(Figure dataset records)

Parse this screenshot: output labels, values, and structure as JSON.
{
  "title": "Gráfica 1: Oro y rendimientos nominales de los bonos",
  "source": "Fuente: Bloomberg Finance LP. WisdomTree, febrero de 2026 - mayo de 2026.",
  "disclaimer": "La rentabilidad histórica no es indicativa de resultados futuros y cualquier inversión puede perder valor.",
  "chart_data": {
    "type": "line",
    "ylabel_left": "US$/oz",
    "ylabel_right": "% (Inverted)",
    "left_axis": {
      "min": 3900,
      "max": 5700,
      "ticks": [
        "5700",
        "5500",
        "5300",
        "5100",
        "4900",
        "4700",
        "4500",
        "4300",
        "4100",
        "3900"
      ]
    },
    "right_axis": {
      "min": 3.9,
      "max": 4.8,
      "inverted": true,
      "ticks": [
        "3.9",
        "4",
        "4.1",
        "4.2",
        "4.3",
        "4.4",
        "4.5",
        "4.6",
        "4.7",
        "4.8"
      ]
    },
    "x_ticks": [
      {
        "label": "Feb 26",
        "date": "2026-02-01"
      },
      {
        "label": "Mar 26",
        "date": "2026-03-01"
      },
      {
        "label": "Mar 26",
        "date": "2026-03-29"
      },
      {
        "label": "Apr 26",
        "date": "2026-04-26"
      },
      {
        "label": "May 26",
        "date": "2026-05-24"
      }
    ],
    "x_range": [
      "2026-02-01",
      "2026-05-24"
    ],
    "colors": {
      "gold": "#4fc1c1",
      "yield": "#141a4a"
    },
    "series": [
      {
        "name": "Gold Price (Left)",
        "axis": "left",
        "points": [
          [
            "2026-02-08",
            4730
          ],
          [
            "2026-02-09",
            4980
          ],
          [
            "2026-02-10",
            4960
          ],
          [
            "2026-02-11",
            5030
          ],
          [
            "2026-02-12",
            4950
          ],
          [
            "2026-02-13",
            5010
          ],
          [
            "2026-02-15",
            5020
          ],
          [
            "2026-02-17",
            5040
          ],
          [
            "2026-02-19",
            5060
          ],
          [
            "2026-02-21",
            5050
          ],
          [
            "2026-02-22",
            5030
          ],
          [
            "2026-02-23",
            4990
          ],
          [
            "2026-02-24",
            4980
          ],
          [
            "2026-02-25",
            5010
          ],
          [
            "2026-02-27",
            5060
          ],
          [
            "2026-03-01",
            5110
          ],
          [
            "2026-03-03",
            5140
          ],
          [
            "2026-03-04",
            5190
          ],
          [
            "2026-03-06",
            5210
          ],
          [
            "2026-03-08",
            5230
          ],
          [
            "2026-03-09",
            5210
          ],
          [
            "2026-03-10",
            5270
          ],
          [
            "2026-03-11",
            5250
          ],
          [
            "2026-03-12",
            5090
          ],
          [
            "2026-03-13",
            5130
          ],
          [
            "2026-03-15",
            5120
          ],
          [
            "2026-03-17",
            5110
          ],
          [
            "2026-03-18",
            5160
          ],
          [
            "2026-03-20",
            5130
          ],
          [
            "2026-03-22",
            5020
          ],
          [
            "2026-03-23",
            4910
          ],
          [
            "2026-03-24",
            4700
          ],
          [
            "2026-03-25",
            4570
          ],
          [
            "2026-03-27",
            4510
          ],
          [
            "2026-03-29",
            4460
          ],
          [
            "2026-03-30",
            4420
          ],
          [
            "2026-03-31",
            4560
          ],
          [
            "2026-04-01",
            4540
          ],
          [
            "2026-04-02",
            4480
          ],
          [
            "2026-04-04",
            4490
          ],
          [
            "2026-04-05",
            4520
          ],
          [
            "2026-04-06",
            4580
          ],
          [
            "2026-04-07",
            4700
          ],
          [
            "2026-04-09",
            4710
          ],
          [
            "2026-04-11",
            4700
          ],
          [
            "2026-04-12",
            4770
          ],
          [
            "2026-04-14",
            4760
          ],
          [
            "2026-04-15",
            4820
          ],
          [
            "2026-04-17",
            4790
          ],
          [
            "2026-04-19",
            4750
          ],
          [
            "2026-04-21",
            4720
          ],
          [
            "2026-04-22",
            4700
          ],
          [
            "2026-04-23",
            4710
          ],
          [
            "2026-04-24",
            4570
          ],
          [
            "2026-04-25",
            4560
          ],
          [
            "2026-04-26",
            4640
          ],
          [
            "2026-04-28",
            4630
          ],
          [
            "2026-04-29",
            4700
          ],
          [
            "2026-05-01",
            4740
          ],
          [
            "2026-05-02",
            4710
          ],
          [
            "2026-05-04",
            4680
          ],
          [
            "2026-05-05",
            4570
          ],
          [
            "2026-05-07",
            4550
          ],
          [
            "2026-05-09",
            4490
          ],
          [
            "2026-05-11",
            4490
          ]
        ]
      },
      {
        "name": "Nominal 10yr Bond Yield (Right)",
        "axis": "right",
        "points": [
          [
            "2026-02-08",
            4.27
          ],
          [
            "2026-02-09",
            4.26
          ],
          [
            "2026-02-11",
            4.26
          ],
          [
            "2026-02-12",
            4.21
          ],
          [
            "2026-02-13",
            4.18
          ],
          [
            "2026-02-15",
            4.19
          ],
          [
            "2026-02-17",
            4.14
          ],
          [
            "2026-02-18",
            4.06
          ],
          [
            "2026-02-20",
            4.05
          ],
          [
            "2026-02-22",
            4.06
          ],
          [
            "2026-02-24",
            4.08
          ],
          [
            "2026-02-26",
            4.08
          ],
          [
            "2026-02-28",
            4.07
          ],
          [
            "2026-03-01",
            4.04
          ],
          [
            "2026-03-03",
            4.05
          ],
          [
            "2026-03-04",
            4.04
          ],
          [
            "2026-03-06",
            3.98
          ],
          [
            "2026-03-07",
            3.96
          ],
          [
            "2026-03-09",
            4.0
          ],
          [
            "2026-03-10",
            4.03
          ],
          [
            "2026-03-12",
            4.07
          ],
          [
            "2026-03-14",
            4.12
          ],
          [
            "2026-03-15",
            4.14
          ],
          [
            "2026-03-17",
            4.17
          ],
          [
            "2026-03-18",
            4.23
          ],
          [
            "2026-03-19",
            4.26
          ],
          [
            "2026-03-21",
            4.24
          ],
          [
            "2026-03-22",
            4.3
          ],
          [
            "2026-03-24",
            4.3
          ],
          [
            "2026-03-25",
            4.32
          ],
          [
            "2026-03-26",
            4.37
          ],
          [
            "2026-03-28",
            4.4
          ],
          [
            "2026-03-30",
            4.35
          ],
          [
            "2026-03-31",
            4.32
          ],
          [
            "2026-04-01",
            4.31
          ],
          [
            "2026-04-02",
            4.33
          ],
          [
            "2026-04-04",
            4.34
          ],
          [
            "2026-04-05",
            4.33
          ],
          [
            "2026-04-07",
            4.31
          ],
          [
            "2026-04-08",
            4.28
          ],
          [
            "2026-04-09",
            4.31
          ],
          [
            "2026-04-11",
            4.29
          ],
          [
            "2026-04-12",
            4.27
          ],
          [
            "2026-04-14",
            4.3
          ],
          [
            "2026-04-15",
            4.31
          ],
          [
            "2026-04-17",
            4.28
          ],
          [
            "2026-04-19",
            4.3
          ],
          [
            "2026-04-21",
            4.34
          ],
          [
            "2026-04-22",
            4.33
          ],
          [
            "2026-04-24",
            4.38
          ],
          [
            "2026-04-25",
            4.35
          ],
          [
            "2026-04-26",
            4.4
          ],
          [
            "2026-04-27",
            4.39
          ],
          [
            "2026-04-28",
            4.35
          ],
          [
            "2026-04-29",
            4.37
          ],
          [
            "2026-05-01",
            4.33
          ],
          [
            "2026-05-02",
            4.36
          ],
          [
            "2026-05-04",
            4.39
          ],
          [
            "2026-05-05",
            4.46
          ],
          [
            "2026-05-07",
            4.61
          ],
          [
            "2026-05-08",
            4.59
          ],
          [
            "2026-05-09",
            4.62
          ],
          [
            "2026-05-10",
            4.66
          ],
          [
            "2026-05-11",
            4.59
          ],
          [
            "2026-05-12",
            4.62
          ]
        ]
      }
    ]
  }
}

» **WRITTEN REQUEST**
Say how many lines of the data include the word "name". Nothing other than the number should be given.

» **RESPONSE FOR THIS EXERCISE**
2